▶ **Task details**
What follows is a block of records; reproduce all of it verbatim.

▶ **Entries supplied**

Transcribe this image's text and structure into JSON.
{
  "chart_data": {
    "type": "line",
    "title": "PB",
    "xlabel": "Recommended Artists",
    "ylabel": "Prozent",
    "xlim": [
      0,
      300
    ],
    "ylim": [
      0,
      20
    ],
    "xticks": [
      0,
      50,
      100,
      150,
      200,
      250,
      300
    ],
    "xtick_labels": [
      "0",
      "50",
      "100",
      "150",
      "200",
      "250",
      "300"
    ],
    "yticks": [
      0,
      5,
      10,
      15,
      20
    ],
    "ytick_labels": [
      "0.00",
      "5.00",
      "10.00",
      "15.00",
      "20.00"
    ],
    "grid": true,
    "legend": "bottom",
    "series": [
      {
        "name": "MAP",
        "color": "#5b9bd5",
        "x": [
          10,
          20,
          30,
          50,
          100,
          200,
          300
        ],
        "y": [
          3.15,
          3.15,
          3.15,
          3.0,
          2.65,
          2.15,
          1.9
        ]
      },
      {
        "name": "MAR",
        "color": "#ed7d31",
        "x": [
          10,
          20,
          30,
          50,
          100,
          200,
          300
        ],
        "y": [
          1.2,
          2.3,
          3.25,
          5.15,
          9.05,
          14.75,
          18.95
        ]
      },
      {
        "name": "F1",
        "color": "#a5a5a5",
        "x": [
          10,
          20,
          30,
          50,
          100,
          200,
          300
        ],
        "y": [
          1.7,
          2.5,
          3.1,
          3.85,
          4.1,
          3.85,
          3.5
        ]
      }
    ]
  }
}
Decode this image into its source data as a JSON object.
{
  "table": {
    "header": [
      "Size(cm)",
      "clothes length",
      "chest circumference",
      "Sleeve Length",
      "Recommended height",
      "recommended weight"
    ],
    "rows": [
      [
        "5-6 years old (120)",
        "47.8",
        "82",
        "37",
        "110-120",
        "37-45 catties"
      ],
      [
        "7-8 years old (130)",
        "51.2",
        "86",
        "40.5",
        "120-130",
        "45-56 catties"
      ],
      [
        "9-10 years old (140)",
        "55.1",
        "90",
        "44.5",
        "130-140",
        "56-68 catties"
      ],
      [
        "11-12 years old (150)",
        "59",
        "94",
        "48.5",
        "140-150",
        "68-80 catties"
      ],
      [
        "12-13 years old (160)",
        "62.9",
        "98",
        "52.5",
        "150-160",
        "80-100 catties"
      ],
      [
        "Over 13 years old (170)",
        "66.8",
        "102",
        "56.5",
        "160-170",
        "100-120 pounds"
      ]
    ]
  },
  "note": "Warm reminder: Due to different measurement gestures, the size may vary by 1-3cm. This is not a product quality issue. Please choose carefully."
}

▶ **Solution to the exercise**
Transcribe this image's text and structure into JSON.
{
  "chart_data": {
    "type": "line",
    "title": "PB",
    "xlabel": "Recommended Artists",
    "ylabel": "Prozent",
    "xlim": [
      0,
      300
    ],
    "ylim": [
      0,
      20
    ],
    "xticks": [
      0,
      50,
      100,
      150,
      200,
      250,
      300
    ],
    "xtick_labels": [
      "0",
      "50",
      "100",
      "150",
      "200",
      "250",
      "300"
    ],
    "yticks": [
      0,
      5,
      10,
      15,
      20
    ],
    "ytick_labels": [
      "0.00",
      "5.00",
      "10.00",
      "15.00",
      "20.00"
    ],
    "grid": true,
    "legend": "bottom",
    "series": [
      {
        "name": "MAP",
        "color": "#5b9bd5",
        "x": [
          10,
          20,
          30,
          50,
          100,
          200,
          300
        ],
        "y": [
          3.15,
          3.15,
          3.15,
          3.0,
          2.65,
          2.15,
          1.9
        ]
      },
      {
        "name": "MAR",
        "color": "#ed7d31",
        "x": [
          10,
          20,
          30,
          50,
          100,
          200,
          300
        ],
        "y": [
          1.2,
          2.3,
          3.25,
          5.15,
          9.05,
          14.75,
          18.95
        ]
      },
      {
        "name": "F1",
        "color": "#a5a5a5",
        "x": [
          10,
          20,
          30,
          50,
          100,
          200,
          300
        ],
        "y": [
          1.7,
          2.5,
          3.1,
          3.85,
          4.1,
          3.85,
          3.5
        ]
      }
    ]
  }
}
Decode this image into its source data as a JSON object.
{
  "table": {
    "header": [
      "Size(cm)",
      "clothes length",
      "chest circumference",
      "Sleeve Length",
      "Recommended height",
      "recommended weight"
    ],
    "rows": [
      [
        "5-6 years old (120)",
        "47.8",
        "82",
        "37",
        "110-120",
        "37-45 catties"
      ],
      [
        "7-8 years old (130)",
        "51.2",
        "86",
        "40.5",
        "120-130",
        "45-56 catties"
      ],
      [
        "9-10 years old (140)",
        "55.1",
        "90",
        "44.5",
        "130-140",
        "56-68 catties"
      ],
      [
        "11-12 years old (150)",
        "59",
        "94",
        "48.5",
        "140-150",
        "68-80 catties"
      ],
      [
        "12-13 years old (160)",
        "62.9",
        "98",
        "52.5",
        "150-160",
        "80-100 catties"
      ],
      [
        "Over 13 years old (170)",
        "66.8",
        "102",
        "56.5",
        "160-170",
        "100-120 pounds"
      ]
    ]
  },
  "note": "Warm reminder: Due to different measurement gestures, the size may vary by 1-3cm. This is not a product quality issue. Please choose carefully."
}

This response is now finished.